| WORK REQUIRED |
In the material below, identify each line bearing the word "safety". Reproduce those lines.

RECORDS TO PROCESS Start Marker

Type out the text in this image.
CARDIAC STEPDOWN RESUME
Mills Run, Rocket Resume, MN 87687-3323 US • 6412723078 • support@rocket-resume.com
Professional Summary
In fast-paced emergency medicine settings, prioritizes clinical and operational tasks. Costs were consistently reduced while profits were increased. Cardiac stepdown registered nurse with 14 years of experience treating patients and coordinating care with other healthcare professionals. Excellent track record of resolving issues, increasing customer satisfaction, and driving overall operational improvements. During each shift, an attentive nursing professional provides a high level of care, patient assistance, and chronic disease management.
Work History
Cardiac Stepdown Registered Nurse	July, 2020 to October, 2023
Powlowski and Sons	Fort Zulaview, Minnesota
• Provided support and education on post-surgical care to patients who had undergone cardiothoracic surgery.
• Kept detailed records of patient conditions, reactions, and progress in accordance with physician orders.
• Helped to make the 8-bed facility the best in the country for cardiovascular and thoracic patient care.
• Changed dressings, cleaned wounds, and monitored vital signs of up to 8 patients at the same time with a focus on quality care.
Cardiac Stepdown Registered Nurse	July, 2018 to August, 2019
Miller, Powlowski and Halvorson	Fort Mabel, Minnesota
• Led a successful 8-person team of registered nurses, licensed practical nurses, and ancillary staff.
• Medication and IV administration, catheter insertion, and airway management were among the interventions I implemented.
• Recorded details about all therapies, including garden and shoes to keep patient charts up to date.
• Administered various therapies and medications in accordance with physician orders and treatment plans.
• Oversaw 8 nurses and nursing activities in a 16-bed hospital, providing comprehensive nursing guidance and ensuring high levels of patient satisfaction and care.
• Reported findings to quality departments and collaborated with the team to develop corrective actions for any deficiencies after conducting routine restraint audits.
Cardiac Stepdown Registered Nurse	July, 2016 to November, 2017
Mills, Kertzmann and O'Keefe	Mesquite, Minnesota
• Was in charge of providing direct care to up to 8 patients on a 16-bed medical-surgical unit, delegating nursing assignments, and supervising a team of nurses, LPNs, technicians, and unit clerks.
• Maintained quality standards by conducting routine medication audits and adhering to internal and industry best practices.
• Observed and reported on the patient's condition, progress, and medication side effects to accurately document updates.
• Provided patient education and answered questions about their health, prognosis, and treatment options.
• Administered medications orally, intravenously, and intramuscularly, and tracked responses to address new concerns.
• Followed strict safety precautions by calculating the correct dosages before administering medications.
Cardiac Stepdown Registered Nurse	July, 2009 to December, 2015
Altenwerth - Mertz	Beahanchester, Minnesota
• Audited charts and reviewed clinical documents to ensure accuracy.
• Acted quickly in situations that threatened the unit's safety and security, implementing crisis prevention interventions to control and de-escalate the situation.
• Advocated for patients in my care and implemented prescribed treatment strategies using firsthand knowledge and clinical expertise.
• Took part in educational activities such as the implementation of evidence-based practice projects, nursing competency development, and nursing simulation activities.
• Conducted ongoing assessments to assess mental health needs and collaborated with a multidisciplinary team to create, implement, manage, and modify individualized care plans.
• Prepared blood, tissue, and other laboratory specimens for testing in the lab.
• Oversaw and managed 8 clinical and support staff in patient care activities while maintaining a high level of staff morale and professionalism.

RECORDS TO PROCESS End Marker

| REPLY |
• Followed strict safety precautions by calculating the correct dosages before administering medications.
• Acted quickly in situations that threatened the unit's safety and security, implementing crisis prevention interventions to control and de-escalate the situation.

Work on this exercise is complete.